Begin
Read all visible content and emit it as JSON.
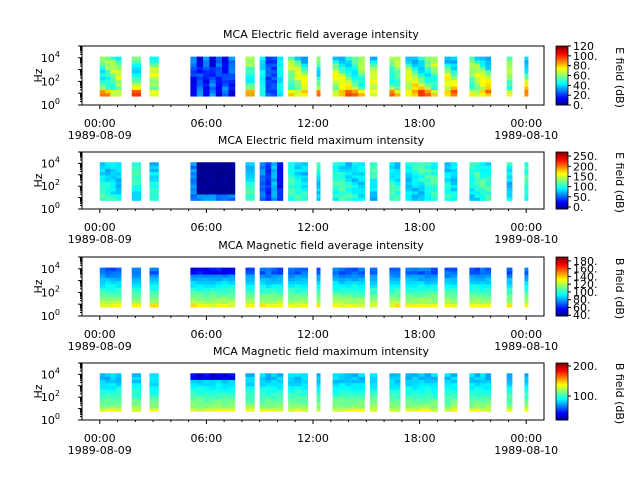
{
  "chart_data": [
    {
      "type": "heatmap",
      "title": "MCA  Electric field average intensity",
      "ylabel": "Hz",
      "y_scale": "log",
      "ylim": [
        1,
        100000
      ],
      "y_ticks": [
        {
          "exp": "0"
        },
        {
          "exp": "2"
        },
        {
          "exp": "4"
        }
      ],
      "x_ticks": [
        "00:00",
        "06:00",
        "12:00",
        "18:00",
        "00:00"
      ],
      "x_dates": [
        "1989-08-09",
        "1989-08-10"
      ],
      "xlim_hours": [
        -1,
        25
      ],
      "colorbar": {
        "label": "E field (dB)",
        "range": [
          0,
          120
        ],
        "ticks": [
          "0.",
          "20.",
          "40.",
          "60.",
          "80.",
          "100.",
          "120"
        ],
        "tick_values": [
          0,
          20,
          40,
          60,
          80,
          100,
          120
        ]
      },
      "data_intervals_hours": [
        [
          0,
          1.2
        ],
        [
          1.8,
          2.3
        ],
        [
          2.8,
          3.3
        ],
        [
          5.1,
          7.6
        ],
        [
          8.2,
          8.7
        ],
        [
          9.0,
          10.3
        ],
        [
          10.6,
          11.7
        ],
        [
          12.2,
          12.4
        ],
        [
          13.1,
          14.9
        ],
        [
          15.2,
          15.6
        ],
        [
          16.3,
          16.9
        ],
        [
          17.2,
          19.0
        ],
        [
          19.4,
          20.1
        ],
        [
          20.8,
          22.0
        ],
        [
          22.9,
          23.2
        ],
        [
          23.9,
          24.1
        ]
      ]
    },
    {
      "type": "heatmap",
      "title": "MCA  Electric field maximum intensity",
      "ylabel": "Hz",
      "y_scale": "log",
      "ylim": [
        1,
        100000
      ],
      "y_ticks": [
        {
          "exp": "0"
        },
        {
          "exp": "2"
        },
        {
          "exp": "4"
        }
      ],
      "x_ticks": [
        "00:00",
        "06:00",
        "12:00",
        "18:00",
        "00:00"
      ],
      "x_dates": [
        "1989-08-09",
        "1989-08-10"
      ],
      "xlim_hours": [
        -1,
        25
      ],
      "colorbar": {
        "label": "E field (dB)",
        "range": [
          -10,
          270
        ],
        "ticks": [
          "0.",
          "50.",
          "100.",
          "150.",
          "200.",
          "250."
        ],
        "tick_values": [
          0,
          50,
          100,
          150,
          200,
          250
        ]
      },
      "data_intervals_hours": [
        [
          0,
          1.2
        ],
        [
          1.8,
          2.3
        ],
        [
          2.8,
          3.3
        ],
        [
          5.1,
          7.6
        ],
        [
          8.2,
          8.7
        ],
        [
          9.0,
          10.3
        ],
        [
          10.6,
          11.7
        ],
        [
          12.2,
          12.4
        ],
        [
          13.1,
          14.9
        ],
        [
          15.2,
          15.6
        ],
        [
          16.3,
          16.9
        ],
        [
          17.2,
          19.0
        ],
        [
          19.4,
          20.1
        ],
        [
          20.8,
          22.0
        ],
        [
          22.9,
          23.2
        ],
        [
          23.9,
          24.1
        ]
      ]
    },
    {
      "type": "heatmap",
      "title": "MCA  Magnetic field average intensity",
      "ylabel": "Hz",
      "y_scale": "log",
      "ylim": [
        1,
        100000
      ],
      "y_ticks": [
        {
          "exp": "0"
        },
        {
          "exp": "2"
        },
        {
          "exp": "4"
        }
      ],
      "x_ticks": [
        "00:00",
        "06:00",
        "12:00",
        "18:00",
        "00:00"
      ],
      "x_dates": [
        "1989-08-09",
        "1989-08-10"
      ],
      "xlim_hours": [
        -1,
        25
      ],
      "colorbar": {
        "label": "B field (dB)",
        "range": [
          38,
          190
        ],
        "ticks": [
          "40.",
          "60.",
          "80.",
          "100.",
          "120.",
          "140.",
          "160.",
          "180."
        ],
        "tick_values": [
          40,
          60,
          80,
          100,
          120,
          140,
          160,
          180
        ]
      },
      "data_intervals_hours": [
        [
          0,
          1.2
        ],
        [
          1.8,
          2.3
        ],
        [
          2.8,
          3.3
        ],
        [
          5.1,
          7.6
        ],
        [
          8.2,
          8.7
        ],
        [
          9.0,
          10.3
        ],
        [
          10.6,
          11.7
        ],
        [
          12.2,
          12.4
        ],
        [
          13.1,
          14.9
        ],
        [
          15.2,
          15.6
        ],
        [
          16.3,
          16.9
        ],
        [
          17.2,
          19.0
        ],
        [
          19.4,
          20.1
        ],
        [
          20.8,
          22.0
        ],
        [
          22.9,
          23.2
        ],
        [
          23.9,
          24.1
        ]
      ]
    },
    {
      "type": "heatmap",
      "title": "MCA  Magnetic field maximum intensity",
      "ylabel": "Hz",
      "y_scale": "log",
      "ylim": [
        1,
        100000
      ],
      "y_ticks": [
        {
          "exp": "0"
        },
        {
          "exp": "2"
        },
        {
          "exp": "4"
        }
      ],
      "x_ticks": [
        "00:00",
        "06:00",
        "12:00",
        "18:00",
        "00:00"
      ],
      "x_dates": [
        "1989-08-09",
        "1989-08-10"
      ],
      "xlim_hours": [
        -1,
        25
      ],
      "colorbar": {
        "label": "B field (dB)",
        "range": [
          20,
          210
        ],
        "ticks": [
          "100.",
          "200."
        ],
        "tick_values": [
          100,
          200
        ]
      },
      "data_intervals_hours": [
        [
          0,
          1.2
        ],
        [
          1.8,
          2.3
        ],
        [
          2.8,
          3.3
        ],
        [
          5.1,
          7.6
        ],
        [
          8.2,
          8.7
        ],
        [
          9.0,
          10.3
        ],
        [
          10.6,
          11.7
        ],
        [
          12.2,
          12.4
        ],
        [
          13.1,
          14.9
        ],
        [
          15.2,
          15.6
        ],
        [
          16.3,
          16.9
        ],
        [
          17.2,
          19.0
        ],
        [
          19.4,
          20.1
        ],
        [
          20.8,
          22.0
        ],
        [
          22.9,
          23.2
        ],
        [
          23.9,
          24.1
        ]
      ]
    }
  ]
}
End
Tally up the lines holding the word "average" in the data above, and answer with that figure only.

2